• _Goal_:
Quote the listing below in full and exactly as written, but omit every picture.

--- Start Exercise materials ---

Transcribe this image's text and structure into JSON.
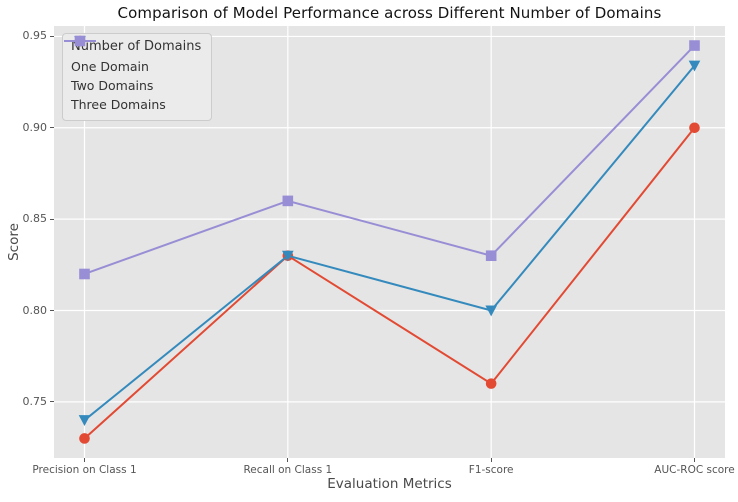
{
  "chart_data": {
    "type": "line",
    "title": "Comparison of Model Performance across Different Number of Domains",
    "xlabel": "Evaluation Metrics",
    "ylabel": "Score",
    "categories": [
      "Precision on Class 1",
      "Recall on Class 1",
      "F1-score",
      "AUC-ROC score"
    ],
    "series": [
      {
        "name": "One Domain",
        "color": "#E24A33",
        "marker": "circle",
        "values": [
          0.73,
          0.83,
          0.76,
          0.9
        ]
      },
      {
        "name": "Two Domains",
        "color": "#348ABD",
        "marker": "triangle-down",
        "values": [
          0.74,
          0.83,
          0.8,
          0.934
        ]
      },
      {
        "name": "Three Domains",
        "color": "#988ED5",
        "marker": "square",
        "values": [
          0.82,
          0.86,
          0.83,
          0.945
        ]
      }
    ],
    "legend": {
      "title": "Number of Domains",
      "position": "upper-left"
    },
    "ylim": [
      0.7193,
      0.9557
    ],
    "yticks": [
      {
        "value": 0.75,
        "label": "0.75"
      },
      {
        "value": 0.8,
        "label": "0.80"
      },
      {
        "value": 0.85,
        "label": "0.85"
      },
      {
        "value": 0.9,
        "label": "0.90"
      },
      {
        "value": 0.95,
        "label": "0.95"
      }
    ],
    "grid": true,
    "style": {
      "plot_bg": "#E5E5E5",
      "grid_color": "#FFFFFF",
      "tick_label_color": "#555555",
      "title_color": "#141414",
      "axis_label_color": "#4a4a4a",
      "legend_bg": "#EBEBEB",
      "legend_border": "#CCCCCC",
      "legend_text_color": "#333333"
    }
  }
}
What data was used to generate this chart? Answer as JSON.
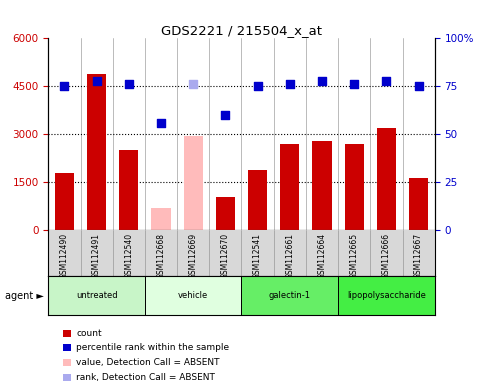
{
  "title": "GDS2221 / 215504_x_at",
  "samples": [
    "GSM112490",
    "GSM112491",
    "GSM112540",
    "GSM112668",
    "GSM112669",
    "GSM112670",
    "GSM112541",
    "GSM112661",
    "GSM112664",
    "GSM112665",
    "GSM112666",
    "GSM112667"
  ],
  "counts": [
    1800,
    4900,
    2500,
    700,
    2950,
    1050,
    1900,
    2700,
    2800,
    2700,
    3200,
    1650
  ],
  "absent_count_idx": [
    3,
    4
  ],
  "percentile_ranks": [
    75,
    78,
    76,
    56,
    76,
    60,
    75,
    76,
    78,
    76,
    78,
    75
  ],
  "absent_rank_idx": [
    4
  ],
  "agents": [
    {
      "label": "untreated",
      "start": 0,
      "end": 3,
      "color": "#c8f5c8"
    },
    {
      "label": "vehicle",
      "start": 3,
      "end": 6,
      "color": "#e0ffe0"
    },
    {
      "label": "galectin-1",
      "start": 6,
      "end": 9,
      "color": "#66ee66"
    },
    {
      "label": "lipopolysaccharide",
      "start": 9,
      "end": 12,
      "color": "#44ee44"
    }
  ],
  "bar_color_normal": "#cc0000",
  "bar_color_absent": "#ffbbbb",
  "dot_color_normal": "#0000cc",
  "dot_color_absent": "#aaaaee",
  "ylim_left": [
    0,
    6000
  ],
  "ylim_right": [
    0,
    100
  ],
  "yticks_left": [
    0,
    1500,
    3000,
    4500,
    6000
  ],
  "ytick_labels_left": [
    "0",
    "1500",
    "3000",
    "4500",
    "6000"
  ],
  "yticks_right": [
    0,
    25,
    50,
    75,
    100
  ],
  "ytick_labels_right": [
    "0",
    "25",
    "50",
    "75",
    "100%"
  ],
  "left_tick_color": "#cc0000",
  "right_tick_color": "#0000cc",
  "grid_dotted_vals": [
    1500,
    3000,
    4500
  ],
  "dot_size": 35,
  "bar_width": 0.6,
  "xticklabel_bg": "#d8d8d8",
  "legend_items": [
    {
      "color": "#cc0000",
      "label": "count"
    },
    {
      "color": "#0000cc",
      "label": "percentile rank within the sample"
    },
    {
      "color": "#ffbbbb",
      "label": "value, Detection Call = ABSENT"
    },
    {
      "color": "#aaaaee",
      "label": "rank, Detection Call = ABSENT"
    }
  ]
}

--- End Exercise materials ---

• _Exercise answer_:
Transcribe this image's text and structure into JSON.
{
  "chart_data": {
    "type": "line",
    "title": "Comparison of Model Performance across Different Number of Domains",
    "xlabel": "Evaluation Metrics",
    "ylabel": "Score",
    "categories": [
      "Precision on Class 1",
      "Recall on Class 1",
      "F1-score",
      "AUC-ROC score"
    ],
    "series": [
      {
        "name": "One Domain",
        "color": "#E24A33",
        "marker": "circle",
        "values": [
          0.73,
          0.83,
          0.76,
          0.9
        ]
      },
      {
        "name": "Two Domains",
        "color": "#348ABD",
        "marker": "triangle-down",
        "values": [
          0.74,
          0.83,
          0.8,
          0.934
        ]
      },
      {
        "name": "Three Domains",
        "color": "#988ED5",
        "marker": "square",
        "values": [
          0.82,
          0.86,
          0.83,
          0.945
        ]
      }
    ],
    "legend": {
      "title": "Number of Domains",
      "position": "upper-left"
    },
    "ylim": [
      0.7193,
      0.9557
    ],
    "yticks": [
      {
        "value": 0.75,
        "label": "0.75"
      },
      {
        "value": 0.8,
        "label": "0.80"
      },
      {
        "value": 0.85,
        "label": "0.85"
      },
      {
        "value": 0.9,
        "label": "0.90"
      },
      {
        "value": 0.95,
        "label": "0.95"
      }
    ],
    "grid": true,
    "style": {
      "plot_bg": "#E5E5E5",
      "grid_color": "#FFFFFF",
      "tick_label_color": "#555555",
      "title_color": "#141414",
      "axis_label_color": "#4a4a4a",
      "legend_bg": "#EBEBEB",
      "legend_border": "#CCCCCC",
      "legend_text_color": "#333333"
    }
  }
}
What data was used to generate this chart? Answer as JSON.
{
  "title": "GDS2221 / 215504_x_at",
  "samples": [
    "GSM112490",
    "GSM112491",
    "GSM112540",
    "GSM112668",
    "GSM112669",
    "GSM112670",
    "GSM112541",
    "GSM112661",
    "GSM112664",
    "GSM112665",
    "GSM112666",
    "GSM112667"
  ],
  "counts": [
    1800,
    4900,
    2500,
    700,
    2950,
    1050,
    1900,
    2700,
    2800,
    2700,
    3200,
    1650
  ],
  "absent_count_idx": [
    3,
    4
  ],
  "percentile_ranks": [
    75,
    78,
    76,
    56,
    76,
    60,
    75,
    76,
    78,
    76,
    78,
    75
  ],
  "absent_rank_idx": [
    4
  ],
  "agents": [
    {
      "label": "untreated",
      "start": 0,
      "end": 3,
      "color": "#c8f5c8"
    },
    {
      "label": "vehicle",
      "start": 3,
      "end": 6,
      "color": "#e0ffe0"
    },
    {
      "label": "galectin-1",
      "start": 6,
      "end": 9,
      "color": "#66ee66"
    },
    {
      "label": "lipopolysaccharide",
      "start": 9,
      "end": 12,
      "color": "#44ee44"
    }
  ],
  "bar_color_normal": "#cc0000",
  "bar_color_absent": "#ffbbbb",
  "dot_color_normal": "#0000cc",
  "dot_color_absent": "#aaaaee",
  "ylim_left": [
    0,
    6000
  ],
  "ylim_right": [
    0,
    100
  ],
  "yticks_left": [
    0,
    1500,
    3000,
    4500,
    6000
  ],
  "ytick_labels_left": [
    "0",
    "1500",
    "3000",
    "4500",
    "6000"
  ],
  "yticks_right": [
    0,
    25,
    50,
    75,
    100
  ],
  "ytick_labels_right": [
    "0",
    "25",
    "50",
    "75",
    "100%"
  ],
  "left_tick_color": "#cc0000",
  "right_tick_color": "#0000cc",
  "grid_dotted_vals": [
    1500,
    3000,
    4500
  ],
  "dot_size": 35,
  "bar_width": 0.6,
  "xticklabel_bg": "#d8d8d8",
  "legend_items": [
    {
      "color": "#cc0000",
      "label": "count"
    },
    {
      "color": "#0000cc",
      "label": "percentile rank within the sample"
    },
    {
      "color": "#ffbbbb",
      "label": "value, Detection Call = ABSENT"
    },
    {
      "color": "#aaaaee",
      "label": "rank, Detection Call = ABSENT"
    }
  ]
}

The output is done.